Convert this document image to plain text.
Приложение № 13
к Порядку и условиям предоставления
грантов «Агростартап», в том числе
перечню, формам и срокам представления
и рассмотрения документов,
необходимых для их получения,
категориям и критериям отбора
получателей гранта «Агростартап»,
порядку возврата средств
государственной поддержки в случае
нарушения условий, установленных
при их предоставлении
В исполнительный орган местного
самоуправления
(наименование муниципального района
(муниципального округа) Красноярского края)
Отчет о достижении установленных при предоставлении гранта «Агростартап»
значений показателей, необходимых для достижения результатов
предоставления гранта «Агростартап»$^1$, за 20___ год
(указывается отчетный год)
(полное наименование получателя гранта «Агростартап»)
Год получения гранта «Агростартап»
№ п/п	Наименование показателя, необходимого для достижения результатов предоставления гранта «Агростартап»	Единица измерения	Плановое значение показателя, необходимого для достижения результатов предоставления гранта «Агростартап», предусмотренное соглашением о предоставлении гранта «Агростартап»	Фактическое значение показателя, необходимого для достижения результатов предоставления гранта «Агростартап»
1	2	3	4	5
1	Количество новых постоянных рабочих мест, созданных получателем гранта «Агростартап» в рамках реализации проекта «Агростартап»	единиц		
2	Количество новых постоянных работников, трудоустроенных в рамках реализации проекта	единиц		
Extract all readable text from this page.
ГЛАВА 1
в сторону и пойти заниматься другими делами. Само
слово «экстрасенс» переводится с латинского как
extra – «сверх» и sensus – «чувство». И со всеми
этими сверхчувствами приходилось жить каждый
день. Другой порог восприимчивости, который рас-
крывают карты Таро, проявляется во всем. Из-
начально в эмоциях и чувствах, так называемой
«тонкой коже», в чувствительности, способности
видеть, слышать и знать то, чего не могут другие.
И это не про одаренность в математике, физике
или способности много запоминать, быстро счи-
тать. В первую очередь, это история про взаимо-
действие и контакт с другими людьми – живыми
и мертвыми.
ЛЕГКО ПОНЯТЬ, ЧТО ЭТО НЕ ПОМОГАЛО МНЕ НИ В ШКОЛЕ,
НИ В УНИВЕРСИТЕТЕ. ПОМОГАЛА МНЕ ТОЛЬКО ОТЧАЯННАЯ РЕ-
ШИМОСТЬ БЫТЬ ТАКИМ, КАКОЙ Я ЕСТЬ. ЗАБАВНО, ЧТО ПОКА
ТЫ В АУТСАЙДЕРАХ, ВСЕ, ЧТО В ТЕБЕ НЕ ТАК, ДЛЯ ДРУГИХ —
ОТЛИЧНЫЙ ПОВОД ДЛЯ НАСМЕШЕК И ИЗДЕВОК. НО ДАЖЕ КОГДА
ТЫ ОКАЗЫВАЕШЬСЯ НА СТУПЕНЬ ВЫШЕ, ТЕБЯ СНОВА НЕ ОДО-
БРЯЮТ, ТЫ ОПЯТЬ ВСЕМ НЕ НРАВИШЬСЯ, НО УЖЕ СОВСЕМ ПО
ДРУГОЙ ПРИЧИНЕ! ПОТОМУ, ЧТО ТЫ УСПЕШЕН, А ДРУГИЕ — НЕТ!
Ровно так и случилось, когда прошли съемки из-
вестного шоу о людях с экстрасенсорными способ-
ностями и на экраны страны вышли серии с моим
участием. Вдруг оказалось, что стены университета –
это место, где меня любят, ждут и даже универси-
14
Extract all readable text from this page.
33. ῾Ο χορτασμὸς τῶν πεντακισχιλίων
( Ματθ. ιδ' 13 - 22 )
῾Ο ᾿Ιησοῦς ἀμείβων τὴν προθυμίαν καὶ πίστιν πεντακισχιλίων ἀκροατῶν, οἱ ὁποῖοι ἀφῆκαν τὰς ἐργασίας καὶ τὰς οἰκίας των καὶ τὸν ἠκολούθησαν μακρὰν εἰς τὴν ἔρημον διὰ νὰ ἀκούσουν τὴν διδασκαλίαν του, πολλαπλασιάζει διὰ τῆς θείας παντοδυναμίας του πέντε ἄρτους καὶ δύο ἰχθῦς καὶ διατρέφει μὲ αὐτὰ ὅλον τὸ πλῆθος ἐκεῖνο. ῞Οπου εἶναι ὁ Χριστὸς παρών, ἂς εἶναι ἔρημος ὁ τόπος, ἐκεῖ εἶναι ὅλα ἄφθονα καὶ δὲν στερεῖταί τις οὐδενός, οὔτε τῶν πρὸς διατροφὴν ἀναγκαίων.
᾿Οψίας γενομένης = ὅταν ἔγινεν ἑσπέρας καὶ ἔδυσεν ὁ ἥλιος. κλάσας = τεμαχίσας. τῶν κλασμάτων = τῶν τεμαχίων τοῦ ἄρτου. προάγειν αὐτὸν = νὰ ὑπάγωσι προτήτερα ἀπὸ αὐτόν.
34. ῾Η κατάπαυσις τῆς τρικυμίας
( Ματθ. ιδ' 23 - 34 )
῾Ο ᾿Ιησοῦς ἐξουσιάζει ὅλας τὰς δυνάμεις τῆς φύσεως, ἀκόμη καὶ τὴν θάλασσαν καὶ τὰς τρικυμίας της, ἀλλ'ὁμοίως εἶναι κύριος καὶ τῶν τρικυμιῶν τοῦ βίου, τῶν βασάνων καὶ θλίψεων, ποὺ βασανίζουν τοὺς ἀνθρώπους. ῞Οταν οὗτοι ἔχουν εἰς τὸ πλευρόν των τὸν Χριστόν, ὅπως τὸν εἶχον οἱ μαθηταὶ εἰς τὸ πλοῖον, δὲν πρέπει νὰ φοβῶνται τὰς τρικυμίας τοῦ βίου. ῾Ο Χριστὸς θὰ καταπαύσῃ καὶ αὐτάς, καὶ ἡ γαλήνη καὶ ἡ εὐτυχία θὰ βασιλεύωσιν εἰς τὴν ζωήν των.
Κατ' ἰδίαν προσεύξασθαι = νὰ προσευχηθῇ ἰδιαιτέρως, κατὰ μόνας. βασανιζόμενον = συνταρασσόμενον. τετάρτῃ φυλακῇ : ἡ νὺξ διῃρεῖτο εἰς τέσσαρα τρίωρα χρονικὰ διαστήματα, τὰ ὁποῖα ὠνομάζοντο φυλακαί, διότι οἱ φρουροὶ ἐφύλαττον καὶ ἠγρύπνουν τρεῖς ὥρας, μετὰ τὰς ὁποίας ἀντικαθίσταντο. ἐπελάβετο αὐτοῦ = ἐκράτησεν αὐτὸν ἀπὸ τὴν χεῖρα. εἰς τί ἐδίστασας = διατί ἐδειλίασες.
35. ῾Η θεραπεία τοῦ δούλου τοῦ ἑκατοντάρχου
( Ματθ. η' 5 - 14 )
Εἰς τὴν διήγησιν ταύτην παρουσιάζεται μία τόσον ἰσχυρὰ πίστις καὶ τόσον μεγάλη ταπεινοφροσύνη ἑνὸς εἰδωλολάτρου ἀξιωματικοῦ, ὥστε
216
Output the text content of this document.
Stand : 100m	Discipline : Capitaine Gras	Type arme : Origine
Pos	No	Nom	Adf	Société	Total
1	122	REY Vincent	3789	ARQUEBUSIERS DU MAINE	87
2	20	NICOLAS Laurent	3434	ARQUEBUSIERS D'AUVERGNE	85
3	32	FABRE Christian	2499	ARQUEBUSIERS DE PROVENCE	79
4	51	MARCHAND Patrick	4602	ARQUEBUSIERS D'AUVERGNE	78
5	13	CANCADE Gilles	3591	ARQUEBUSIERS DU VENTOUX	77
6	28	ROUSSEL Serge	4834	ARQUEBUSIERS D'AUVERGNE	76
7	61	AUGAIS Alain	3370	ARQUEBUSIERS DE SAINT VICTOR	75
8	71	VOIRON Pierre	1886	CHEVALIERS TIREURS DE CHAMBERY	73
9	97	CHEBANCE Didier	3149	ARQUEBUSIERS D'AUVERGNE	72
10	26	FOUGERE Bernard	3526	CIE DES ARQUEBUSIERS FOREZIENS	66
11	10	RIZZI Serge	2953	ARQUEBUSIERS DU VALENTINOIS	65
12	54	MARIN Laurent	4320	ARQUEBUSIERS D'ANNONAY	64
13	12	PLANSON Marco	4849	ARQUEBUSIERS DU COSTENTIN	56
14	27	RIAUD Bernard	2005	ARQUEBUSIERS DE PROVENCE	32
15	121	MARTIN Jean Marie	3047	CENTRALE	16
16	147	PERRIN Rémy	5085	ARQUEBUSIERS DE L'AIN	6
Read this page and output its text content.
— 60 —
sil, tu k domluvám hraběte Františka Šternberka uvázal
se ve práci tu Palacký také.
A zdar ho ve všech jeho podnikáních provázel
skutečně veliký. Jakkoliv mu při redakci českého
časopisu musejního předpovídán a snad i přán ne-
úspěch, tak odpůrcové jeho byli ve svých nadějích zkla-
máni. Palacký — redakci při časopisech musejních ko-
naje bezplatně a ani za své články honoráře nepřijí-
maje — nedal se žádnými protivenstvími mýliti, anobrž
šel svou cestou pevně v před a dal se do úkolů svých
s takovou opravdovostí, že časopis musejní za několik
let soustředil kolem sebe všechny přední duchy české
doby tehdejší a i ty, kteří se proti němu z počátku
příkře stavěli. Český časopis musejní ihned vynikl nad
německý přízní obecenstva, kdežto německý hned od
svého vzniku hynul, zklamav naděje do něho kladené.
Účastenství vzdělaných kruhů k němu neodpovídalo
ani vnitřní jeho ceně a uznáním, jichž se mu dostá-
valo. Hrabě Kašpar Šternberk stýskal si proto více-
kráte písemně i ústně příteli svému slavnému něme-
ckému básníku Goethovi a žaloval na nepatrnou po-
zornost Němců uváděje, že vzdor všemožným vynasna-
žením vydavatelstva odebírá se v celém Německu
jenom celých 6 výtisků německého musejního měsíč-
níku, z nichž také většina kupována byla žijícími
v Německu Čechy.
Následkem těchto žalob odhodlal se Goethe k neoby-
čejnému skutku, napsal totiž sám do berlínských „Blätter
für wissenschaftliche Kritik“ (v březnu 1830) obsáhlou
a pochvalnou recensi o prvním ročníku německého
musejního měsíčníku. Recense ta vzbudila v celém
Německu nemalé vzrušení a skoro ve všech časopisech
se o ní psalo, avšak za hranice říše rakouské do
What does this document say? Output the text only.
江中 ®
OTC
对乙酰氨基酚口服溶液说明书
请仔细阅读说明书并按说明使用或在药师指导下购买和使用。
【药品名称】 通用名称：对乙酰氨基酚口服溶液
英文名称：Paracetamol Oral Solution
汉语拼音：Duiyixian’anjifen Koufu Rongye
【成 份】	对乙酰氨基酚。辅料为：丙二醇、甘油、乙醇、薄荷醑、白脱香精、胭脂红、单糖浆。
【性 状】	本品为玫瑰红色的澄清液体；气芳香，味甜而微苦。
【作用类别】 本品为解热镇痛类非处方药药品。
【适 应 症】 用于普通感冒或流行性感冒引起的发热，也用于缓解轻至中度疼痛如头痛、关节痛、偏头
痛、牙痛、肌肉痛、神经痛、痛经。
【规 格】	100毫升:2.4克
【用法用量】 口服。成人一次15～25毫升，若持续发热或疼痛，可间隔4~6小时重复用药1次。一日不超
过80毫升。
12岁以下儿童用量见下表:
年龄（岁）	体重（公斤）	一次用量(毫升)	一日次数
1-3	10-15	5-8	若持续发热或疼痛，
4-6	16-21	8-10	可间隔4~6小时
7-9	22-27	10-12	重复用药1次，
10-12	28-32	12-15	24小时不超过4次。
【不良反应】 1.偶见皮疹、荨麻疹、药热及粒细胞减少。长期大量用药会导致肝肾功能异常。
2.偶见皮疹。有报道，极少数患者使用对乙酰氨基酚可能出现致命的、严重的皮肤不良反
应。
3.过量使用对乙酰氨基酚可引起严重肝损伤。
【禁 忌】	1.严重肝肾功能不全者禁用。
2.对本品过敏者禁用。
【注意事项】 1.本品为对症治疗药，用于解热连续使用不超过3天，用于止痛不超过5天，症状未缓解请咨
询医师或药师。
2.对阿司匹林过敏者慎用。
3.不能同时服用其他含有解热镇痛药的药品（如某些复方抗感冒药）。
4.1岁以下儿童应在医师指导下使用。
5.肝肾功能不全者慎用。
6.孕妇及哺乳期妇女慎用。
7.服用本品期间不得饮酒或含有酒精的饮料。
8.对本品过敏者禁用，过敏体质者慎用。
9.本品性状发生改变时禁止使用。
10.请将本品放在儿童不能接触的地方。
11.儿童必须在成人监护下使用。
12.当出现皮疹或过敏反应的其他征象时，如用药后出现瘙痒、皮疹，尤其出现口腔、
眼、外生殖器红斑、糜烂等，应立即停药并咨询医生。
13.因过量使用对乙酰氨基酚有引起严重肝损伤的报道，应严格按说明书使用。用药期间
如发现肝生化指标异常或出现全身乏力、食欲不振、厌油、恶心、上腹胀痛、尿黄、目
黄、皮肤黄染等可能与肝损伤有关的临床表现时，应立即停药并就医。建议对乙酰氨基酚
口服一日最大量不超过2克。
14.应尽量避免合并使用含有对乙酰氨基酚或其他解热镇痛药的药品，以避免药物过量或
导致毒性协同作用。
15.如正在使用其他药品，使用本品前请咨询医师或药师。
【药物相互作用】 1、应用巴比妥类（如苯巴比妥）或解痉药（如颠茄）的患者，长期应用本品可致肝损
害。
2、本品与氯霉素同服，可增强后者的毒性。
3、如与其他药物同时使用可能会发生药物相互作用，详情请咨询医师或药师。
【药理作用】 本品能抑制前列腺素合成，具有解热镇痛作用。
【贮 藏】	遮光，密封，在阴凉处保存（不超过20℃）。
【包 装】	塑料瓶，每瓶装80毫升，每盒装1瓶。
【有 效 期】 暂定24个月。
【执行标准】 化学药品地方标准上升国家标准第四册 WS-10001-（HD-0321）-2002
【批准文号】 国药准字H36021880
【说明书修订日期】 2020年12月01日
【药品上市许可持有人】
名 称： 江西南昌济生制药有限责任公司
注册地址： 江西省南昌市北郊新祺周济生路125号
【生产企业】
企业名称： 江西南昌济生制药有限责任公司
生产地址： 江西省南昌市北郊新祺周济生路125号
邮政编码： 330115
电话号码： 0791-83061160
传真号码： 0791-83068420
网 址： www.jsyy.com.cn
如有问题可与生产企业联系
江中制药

○ ○ ○ ○ ○ ○ ○

> PROMPT
In the records above, find each line with the word "také" and copy it.

> THE RESULT
se ve práci tu Palacký také.
níku, z nichž také většina kupována byla žijícími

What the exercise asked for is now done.